Repeat every line of the listing below exactly, minus the pictures.
## Begin
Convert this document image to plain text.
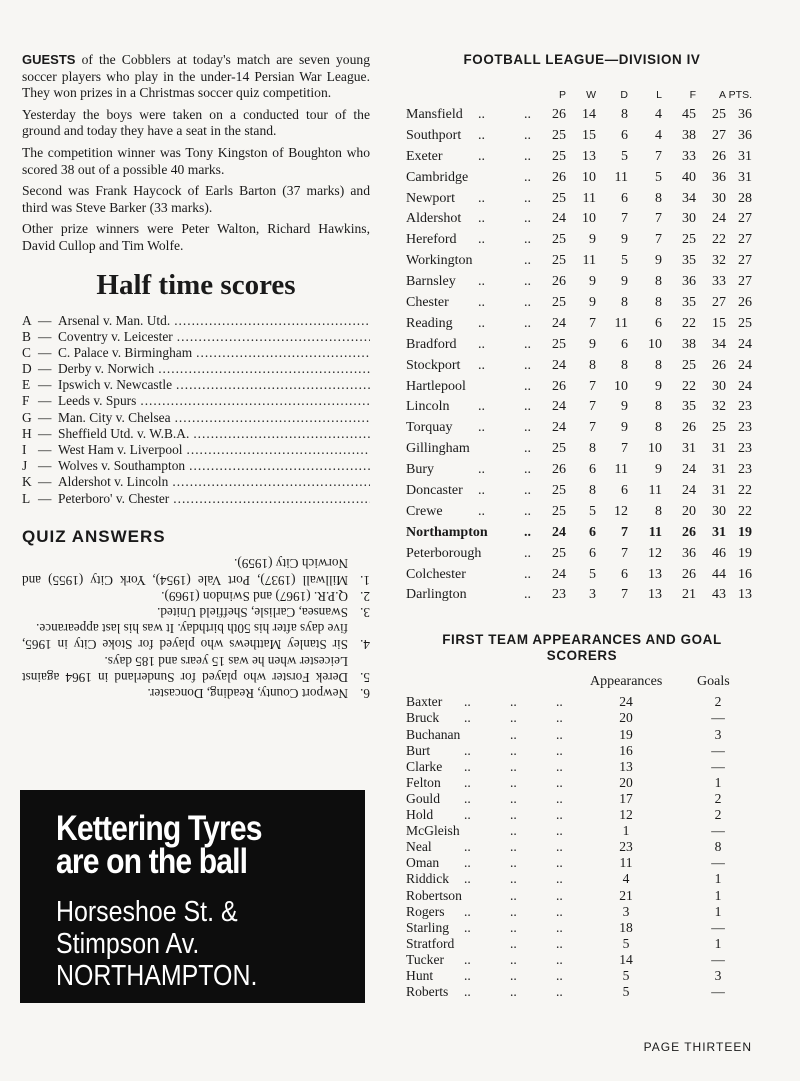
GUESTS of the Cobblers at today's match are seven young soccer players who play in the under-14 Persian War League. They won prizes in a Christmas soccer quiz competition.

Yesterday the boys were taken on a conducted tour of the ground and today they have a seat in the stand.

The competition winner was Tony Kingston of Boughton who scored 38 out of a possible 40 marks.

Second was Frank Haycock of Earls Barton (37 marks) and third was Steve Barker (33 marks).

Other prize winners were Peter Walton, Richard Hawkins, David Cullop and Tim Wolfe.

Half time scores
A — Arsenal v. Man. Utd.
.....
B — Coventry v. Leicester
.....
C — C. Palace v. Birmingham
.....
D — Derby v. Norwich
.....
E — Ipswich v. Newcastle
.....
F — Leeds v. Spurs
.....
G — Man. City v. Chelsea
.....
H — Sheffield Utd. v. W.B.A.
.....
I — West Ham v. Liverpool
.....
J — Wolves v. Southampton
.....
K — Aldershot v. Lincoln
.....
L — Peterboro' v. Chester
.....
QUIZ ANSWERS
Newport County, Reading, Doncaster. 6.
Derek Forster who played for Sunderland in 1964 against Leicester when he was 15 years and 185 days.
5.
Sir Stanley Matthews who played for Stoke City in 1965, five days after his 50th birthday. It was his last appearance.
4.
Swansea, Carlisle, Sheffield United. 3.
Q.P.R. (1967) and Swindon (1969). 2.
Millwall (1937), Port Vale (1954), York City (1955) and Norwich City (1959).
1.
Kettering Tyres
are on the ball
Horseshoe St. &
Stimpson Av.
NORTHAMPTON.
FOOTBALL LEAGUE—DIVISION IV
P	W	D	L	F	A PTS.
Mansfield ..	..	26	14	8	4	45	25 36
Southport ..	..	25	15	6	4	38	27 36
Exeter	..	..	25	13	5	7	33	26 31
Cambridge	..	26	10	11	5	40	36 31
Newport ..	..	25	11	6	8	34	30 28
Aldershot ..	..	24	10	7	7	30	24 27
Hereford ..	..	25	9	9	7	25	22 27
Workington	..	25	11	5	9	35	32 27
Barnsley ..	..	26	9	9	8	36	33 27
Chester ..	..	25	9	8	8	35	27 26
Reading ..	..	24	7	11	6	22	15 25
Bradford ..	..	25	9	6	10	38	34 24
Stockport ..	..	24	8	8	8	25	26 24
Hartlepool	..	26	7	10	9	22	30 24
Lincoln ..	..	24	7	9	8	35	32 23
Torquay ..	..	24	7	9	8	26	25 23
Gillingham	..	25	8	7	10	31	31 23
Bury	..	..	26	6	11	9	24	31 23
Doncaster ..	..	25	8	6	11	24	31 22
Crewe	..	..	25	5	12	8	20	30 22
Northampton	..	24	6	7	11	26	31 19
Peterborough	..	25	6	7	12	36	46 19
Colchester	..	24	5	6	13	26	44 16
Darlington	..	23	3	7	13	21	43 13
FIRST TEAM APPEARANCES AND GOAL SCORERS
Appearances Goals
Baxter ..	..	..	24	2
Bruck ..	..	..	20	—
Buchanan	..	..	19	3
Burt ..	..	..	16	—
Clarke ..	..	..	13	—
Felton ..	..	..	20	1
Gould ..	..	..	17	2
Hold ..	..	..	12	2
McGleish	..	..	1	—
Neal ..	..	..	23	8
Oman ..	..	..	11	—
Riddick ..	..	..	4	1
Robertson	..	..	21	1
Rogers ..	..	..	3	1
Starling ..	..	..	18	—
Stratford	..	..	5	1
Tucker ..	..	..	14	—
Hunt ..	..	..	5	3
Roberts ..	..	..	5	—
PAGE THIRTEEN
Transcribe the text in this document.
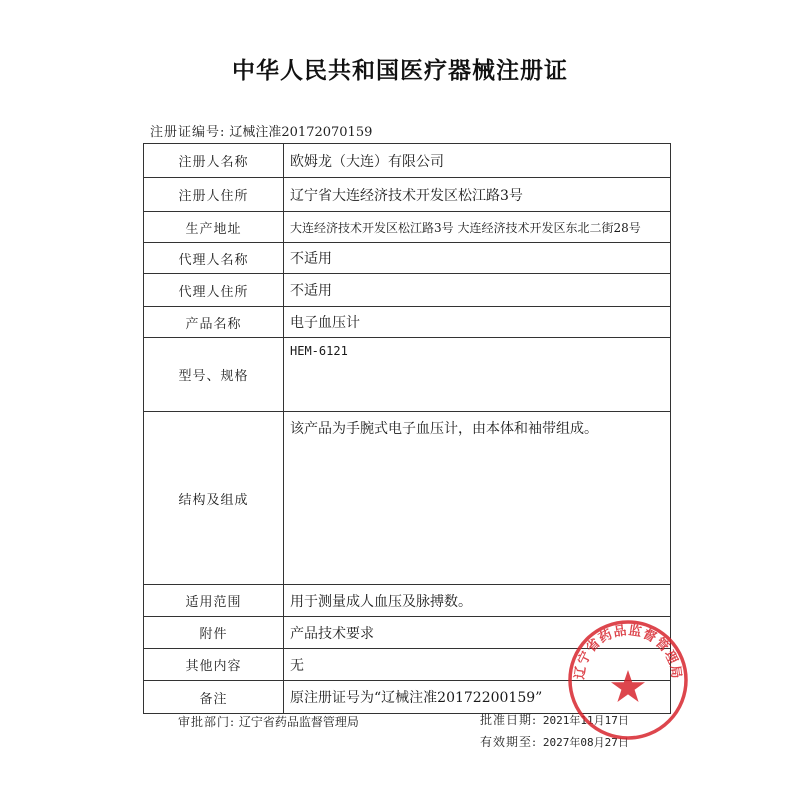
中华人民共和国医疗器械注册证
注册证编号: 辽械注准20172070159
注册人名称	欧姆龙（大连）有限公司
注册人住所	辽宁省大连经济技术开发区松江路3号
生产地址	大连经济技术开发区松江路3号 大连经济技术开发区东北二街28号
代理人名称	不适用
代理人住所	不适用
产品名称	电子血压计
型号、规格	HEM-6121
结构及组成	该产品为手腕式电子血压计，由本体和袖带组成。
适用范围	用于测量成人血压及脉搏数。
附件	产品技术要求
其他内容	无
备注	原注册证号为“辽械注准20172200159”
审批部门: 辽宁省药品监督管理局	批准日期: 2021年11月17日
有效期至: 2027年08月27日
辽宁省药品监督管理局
## End
### OUTPUT
Convert this document image to plain text.
GUESTS of the Cobblers at today's match are seven young soccer players who play in the under-14 Persian War League. They won prizes in a Christmas soccer quiz competition.

Yesterday the boys were taken on a conducted tour of the ground and today they have a seat in the stand.

The competition winner was Tony Kingston of Boughton who scored 38 out of a possible 40 marks.

Second was Frank Haycock of Earls Barton (37 marks) and third was Steve Barker (33 marks).

Other prize winners were Peter Walton, Richard Hawkins, David Cullop and Tim Wolfe.

Half time scores
A — Arsenal v. Man. Utd.
.....
B — Coventry v. Leicester
.....
C — C. Palace v. Birmingham
.....
D — Derby v. Norwich
.....
E — Ipswich v. Newcastle
.....
F — Leeds v. Spurs
.....
G — Man. City v. Chelsea
.....
H — Sheffield Utd. v. W.B.A.
.....
I — West Ham v. Liverpool
.....
J — Wolves v. Southampton
.....
K — Aldershot v. Lincoln
.....
L — Peterboro' v. Chester
.....
QUIZ ANSWERS
Newport County, Reading, Doncaster. 6.
Derek Forster who played for Sunderland in 1964 against Leicester when he was 15 years and 185 days.
5.
Sir Stanley Matthews who played for Stoke City in 1965, five days after his 50th birthday. It was his last appearance.
4.
Swansea, Carlisle, Sheffield United. 3.
Q.P.R. (1967) and Swindon (1969). 2.
Millwall (1937), Port Vale (1954), York City (1955) and Norwich City (1959).
1.
Kettering Tyres
are on the ball
Horseshoe St. &
Stimpson Av.
NORTHAMPTON.
FOOTBALL LEAGUE—DIVISION IV
P	W	D	L	F	A PTS.
Mansfield ..	..	26	14	8	4	45	25 36
Southport ..	..	25	15	6	4	38	27 36
Exeter	..	..	25	13	5	7	33	26 31
Cambridge	..	26	10	11	5	40	36 31
Newport ..	..	25	11	6	8	34	30 28
Aldershot ..	..	24	10	7	7	30	24 27
Hereford ..	..	25	9	9	7	25	22 27
Workington	..	25	11	5	9	35	32 27
Barnsley ..	..	26	9	9	8	36	33 27
Chester ..	..	25	9	8	8	35	27 26
Reading ..	..	24	7	11	6	22	15 25
Bradford ..	..	25	9	6	10	38	34 24
Stockport ..	..	24	8	8	8	25	26 24
Hartlepool	..	26	7	10	9	22	30 24
Lincoln ..	..	24	7	9	8	35	32 23
Torquay ..	..	24	7	9	8	26	25 23
Gillingham	..	25	8	7	10	31	31 23
Bury	..	..	26	6	11	9	24	31 23
Doncaster ..	..	25	8	6	11	24	31 22
Crewe	..	..	25	5	12	8	20	30 22
Northampton	..	24	6	7	11	26	31 19
Peterborough	..	25	6	7	12	36	46 19
Colchester	..	24	5	6	13	26	44 16
Darlington	..	23	3	7	13	21	43 13
FIRST TEAM APPEARANCES AND GOAL SCORERS
Appearances Goals
Baxter ..	..	..	24	2
Bruck ..	..	..	20	—
Buchanan	..	..	19	3
Burt ..	..	..	16	—
Clarke ..	..	..	13	—
Felton ..	..	..	20	1
Gould ..	..	..	17	2
Hold ..	..	..	12	2
McGleish	..	..	1	—
Neal ..	..	..	23	8
Oman ..	..	..	11	—
Riddick ..	..	..	4	1
Robertson	..	..	21	1
Rogers ..	..	..	3	1
Starling ..	..	..	18	—
Stratford	..	..	5	1
Tucker ..	..	..	14	—
Hunt ..	..	..	5	3
Roberts ..	..	..	5	—
PAGE THIRTEEN
Transcribe the text in this document.
中华人民共和国医疗器械注册证
注册证编号: 辽械注准20172070159
注册人名称	欧姆龙（大连）有限公司
注册人住所	辽宁省大连经济技术开发区松江路3号
生产地址	大连经济技术开发区松江路3号 大连经济技术开发区东北二街28号
代理人名称	不适用
代理人住所	不适用
产品名称	电子血压计
型号、规格	HEM-6121
结构及组成	该产品为手腕式电子血压计，由本体和袖带组成。
适用范围	用于测量成人血压及脉搏数。
附件	产品技术要求
其他内容	无
备注	原注册证号为“辽械注准20172200159”
审批部门: 辽宁省药品监督管理局	批准日期: 2021年11月17日
有效期至: 2027年08月27日
辽宁省药品监督管理局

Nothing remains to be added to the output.